**Information provided**

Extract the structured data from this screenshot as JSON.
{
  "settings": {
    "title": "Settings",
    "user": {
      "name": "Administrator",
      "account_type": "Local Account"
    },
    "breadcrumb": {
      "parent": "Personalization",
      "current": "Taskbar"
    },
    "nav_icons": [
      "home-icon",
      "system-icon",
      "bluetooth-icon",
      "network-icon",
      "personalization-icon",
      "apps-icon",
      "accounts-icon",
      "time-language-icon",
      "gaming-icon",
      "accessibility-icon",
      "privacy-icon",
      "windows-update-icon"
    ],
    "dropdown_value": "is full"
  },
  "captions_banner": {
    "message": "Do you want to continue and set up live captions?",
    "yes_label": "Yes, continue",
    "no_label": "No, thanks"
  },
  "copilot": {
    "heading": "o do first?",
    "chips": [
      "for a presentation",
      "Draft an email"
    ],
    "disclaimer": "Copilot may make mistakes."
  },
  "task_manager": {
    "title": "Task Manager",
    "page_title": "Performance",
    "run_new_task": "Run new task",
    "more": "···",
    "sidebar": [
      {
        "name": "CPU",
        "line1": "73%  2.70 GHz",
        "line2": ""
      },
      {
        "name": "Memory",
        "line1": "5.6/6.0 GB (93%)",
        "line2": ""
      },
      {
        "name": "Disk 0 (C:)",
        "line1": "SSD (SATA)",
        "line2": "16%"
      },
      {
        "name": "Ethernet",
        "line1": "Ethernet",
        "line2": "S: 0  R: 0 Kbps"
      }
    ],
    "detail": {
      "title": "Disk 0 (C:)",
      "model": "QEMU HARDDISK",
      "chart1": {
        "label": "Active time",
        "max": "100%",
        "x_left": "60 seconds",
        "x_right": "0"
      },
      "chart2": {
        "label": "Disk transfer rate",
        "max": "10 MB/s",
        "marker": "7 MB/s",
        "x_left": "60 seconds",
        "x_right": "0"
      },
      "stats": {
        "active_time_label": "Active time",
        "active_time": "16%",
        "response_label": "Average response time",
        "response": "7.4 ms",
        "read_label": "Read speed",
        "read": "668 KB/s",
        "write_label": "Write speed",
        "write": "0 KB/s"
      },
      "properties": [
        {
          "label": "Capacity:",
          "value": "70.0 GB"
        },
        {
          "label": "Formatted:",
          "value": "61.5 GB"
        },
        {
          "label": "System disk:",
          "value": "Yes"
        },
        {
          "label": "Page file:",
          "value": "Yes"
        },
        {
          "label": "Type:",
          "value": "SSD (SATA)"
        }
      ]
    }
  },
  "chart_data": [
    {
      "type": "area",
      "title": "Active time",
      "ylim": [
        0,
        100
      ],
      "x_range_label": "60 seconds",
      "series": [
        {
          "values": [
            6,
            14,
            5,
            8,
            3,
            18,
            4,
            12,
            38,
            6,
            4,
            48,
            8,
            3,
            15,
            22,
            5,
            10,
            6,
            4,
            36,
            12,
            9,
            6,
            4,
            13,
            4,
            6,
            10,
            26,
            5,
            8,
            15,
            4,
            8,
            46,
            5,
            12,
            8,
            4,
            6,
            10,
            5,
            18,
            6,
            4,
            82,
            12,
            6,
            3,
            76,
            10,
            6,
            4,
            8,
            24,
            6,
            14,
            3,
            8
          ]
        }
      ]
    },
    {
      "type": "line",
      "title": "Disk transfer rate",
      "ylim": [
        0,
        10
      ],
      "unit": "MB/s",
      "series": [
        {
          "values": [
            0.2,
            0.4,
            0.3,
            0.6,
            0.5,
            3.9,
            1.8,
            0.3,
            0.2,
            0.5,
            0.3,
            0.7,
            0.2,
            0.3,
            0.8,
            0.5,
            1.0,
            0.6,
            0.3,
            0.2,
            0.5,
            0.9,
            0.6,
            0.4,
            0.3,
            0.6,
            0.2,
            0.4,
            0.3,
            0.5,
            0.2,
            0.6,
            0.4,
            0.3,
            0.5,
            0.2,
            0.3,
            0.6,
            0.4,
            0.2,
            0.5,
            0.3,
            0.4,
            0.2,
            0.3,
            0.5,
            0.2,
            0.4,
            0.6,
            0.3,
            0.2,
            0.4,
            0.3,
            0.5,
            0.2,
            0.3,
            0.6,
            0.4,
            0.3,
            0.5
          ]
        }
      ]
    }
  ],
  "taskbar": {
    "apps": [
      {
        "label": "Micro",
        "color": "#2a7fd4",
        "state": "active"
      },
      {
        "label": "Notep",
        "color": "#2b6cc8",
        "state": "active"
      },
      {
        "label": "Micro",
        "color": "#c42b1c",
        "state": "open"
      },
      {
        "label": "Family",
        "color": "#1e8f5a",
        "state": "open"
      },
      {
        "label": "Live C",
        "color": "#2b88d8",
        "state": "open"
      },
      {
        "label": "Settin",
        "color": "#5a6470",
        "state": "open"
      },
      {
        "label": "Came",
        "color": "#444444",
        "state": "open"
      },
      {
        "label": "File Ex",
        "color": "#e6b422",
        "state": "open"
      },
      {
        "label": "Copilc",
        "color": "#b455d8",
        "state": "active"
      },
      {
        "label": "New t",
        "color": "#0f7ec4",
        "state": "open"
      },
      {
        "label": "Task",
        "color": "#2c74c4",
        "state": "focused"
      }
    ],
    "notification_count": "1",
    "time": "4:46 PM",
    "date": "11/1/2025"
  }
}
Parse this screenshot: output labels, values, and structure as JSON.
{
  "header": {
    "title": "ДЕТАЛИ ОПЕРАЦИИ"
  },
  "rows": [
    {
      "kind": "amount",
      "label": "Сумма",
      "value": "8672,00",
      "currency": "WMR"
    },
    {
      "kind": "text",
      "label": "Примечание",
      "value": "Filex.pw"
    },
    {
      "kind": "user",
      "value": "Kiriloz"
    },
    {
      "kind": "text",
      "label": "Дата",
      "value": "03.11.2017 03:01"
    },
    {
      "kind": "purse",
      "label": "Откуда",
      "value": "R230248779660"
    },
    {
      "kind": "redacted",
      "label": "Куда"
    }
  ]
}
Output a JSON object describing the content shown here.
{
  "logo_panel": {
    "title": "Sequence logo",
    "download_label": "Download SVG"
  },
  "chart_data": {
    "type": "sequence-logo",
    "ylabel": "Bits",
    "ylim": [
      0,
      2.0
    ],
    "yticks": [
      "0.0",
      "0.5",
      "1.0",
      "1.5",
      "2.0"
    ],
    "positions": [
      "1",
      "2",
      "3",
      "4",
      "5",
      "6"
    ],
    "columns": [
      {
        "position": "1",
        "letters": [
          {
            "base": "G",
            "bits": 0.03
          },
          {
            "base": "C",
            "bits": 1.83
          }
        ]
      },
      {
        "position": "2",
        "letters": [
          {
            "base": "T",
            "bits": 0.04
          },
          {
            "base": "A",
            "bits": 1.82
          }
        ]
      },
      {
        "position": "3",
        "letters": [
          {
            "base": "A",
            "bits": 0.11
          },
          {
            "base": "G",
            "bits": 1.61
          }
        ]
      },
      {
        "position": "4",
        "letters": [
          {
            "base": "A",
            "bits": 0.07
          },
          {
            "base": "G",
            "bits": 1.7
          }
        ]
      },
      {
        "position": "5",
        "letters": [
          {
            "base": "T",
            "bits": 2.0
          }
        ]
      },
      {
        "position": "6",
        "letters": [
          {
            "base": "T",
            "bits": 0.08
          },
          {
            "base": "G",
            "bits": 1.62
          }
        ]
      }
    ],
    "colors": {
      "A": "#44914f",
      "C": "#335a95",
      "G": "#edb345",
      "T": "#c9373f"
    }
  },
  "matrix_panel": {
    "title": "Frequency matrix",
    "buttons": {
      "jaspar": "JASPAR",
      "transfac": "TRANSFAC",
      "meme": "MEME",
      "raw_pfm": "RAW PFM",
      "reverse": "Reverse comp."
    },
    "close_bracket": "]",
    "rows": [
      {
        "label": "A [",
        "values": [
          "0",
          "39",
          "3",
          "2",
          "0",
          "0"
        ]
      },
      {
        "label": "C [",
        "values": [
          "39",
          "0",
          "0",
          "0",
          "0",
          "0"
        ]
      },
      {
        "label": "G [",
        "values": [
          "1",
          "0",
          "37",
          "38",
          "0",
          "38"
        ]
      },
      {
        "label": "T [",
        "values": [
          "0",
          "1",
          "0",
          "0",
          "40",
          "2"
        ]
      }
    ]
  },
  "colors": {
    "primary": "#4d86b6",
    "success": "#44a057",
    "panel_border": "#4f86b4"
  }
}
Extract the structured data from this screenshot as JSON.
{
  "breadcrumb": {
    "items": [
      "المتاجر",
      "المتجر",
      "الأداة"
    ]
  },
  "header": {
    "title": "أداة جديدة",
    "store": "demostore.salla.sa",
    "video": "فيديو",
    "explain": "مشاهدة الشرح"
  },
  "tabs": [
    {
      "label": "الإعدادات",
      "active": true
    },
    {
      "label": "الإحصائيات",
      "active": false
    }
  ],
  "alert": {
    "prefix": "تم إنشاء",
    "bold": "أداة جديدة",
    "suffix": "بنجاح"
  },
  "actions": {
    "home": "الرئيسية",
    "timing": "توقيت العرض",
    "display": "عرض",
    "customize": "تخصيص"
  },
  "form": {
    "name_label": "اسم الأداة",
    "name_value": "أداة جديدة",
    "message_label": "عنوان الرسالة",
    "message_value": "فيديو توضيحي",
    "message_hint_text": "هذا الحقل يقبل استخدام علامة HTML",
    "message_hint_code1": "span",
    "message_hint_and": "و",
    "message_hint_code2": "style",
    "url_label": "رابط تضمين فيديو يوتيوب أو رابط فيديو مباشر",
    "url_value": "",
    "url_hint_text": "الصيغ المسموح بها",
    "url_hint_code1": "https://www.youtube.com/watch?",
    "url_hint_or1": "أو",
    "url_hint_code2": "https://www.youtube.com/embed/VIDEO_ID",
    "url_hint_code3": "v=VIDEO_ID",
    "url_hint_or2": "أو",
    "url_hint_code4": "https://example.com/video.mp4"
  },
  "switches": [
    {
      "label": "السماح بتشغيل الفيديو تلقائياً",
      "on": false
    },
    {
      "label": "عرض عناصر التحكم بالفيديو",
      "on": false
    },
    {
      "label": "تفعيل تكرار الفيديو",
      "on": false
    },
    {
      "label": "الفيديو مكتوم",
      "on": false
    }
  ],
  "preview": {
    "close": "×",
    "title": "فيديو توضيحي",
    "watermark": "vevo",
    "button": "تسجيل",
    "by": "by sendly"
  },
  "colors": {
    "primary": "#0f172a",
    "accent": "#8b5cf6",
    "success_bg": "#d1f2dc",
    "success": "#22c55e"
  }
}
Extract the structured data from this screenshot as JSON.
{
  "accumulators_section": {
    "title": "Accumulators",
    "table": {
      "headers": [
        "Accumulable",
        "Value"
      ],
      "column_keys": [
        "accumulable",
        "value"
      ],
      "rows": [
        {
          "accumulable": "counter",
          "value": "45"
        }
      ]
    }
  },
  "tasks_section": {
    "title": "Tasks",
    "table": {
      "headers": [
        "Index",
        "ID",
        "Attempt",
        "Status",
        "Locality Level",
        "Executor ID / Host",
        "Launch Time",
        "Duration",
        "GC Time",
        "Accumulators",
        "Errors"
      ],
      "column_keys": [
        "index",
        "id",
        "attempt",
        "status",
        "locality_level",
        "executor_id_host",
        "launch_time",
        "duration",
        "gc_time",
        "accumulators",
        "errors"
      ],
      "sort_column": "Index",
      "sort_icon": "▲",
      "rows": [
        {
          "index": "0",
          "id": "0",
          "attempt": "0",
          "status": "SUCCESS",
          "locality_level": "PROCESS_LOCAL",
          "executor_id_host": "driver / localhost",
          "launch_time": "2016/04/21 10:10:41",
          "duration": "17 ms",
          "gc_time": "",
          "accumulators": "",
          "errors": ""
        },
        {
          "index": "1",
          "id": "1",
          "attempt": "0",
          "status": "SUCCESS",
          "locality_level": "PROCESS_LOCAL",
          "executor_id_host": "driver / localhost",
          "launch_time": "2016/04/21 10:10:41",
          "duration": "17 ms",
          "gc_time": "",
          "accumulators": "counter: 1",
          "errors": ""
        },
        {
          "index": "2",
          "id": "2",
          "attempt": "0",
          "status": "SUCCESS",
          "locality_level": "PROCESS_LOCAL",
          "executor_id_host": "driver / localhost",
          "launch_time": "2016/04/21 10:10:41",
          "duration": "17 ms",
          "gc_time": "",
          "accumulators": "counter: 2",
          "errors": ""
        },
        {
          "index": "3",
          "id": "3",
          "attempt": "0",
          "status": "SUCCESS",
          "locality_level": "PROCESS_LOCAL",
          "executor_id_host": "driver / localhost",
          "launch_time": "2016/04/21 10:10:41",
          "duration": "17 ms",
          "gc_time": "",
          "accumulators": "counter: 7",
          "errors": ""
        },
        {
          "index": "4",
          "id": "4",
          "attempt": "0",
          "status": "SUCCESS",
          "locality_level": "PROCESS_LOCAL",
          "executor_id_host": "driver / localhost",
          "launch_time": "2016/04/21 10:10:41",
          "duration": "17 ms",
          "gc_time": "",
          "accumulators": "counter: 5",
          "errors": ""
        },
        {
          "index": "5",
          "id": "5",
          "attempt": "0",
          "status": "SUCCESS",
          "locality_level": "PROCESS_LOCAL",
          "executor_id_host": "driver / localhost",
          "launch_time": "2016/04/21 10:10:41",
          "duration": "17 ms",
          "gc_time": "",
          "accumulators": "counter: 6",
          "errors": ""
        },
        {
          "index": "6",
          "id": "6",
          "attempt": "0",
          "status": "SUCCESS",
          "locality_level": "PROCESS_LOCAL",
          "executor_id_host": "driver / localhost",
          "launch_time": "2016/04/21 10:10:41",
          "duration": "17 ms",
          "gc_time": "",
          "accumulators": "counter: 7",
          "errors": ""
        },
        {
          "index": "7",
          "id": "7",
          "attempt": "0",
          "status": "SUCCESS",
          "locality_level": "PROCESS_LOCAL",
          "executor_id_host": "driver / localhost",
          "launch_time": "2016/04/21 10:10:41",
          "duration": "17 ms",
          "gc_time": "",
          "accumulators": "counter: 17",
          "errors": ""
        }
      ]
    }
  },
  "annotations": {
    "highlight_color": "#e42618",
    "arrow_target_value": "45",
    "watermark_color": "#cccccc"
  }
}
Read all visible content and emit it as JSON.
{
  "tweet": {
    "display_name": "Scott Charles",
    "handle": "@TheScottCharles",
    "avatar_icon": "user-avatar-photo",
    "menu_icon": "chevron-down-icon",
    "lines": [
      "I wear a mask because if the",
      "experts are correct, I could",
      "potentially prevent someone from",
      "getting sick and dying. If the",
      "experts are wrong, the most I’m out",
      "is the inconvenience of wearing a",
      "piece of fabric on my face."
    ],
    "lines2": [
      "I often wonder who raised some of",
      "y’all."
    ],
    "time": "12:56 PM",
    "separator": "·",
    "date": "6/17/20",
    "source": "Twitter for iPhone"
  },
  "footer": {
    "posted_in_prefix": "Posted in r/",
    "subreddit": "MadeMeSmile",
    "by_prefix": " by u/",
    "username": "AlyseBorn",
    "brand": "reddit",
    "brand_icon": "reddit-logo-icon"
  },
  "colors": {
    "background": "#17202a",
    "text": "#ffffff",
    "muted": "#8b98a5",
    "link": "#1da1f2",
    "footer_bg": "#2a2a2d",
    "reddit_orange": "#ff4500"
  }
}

**Work to be completed**
Above is a listing; report how many of its lines include the word "youtube", giving the number only.

**Result of the exercise**
2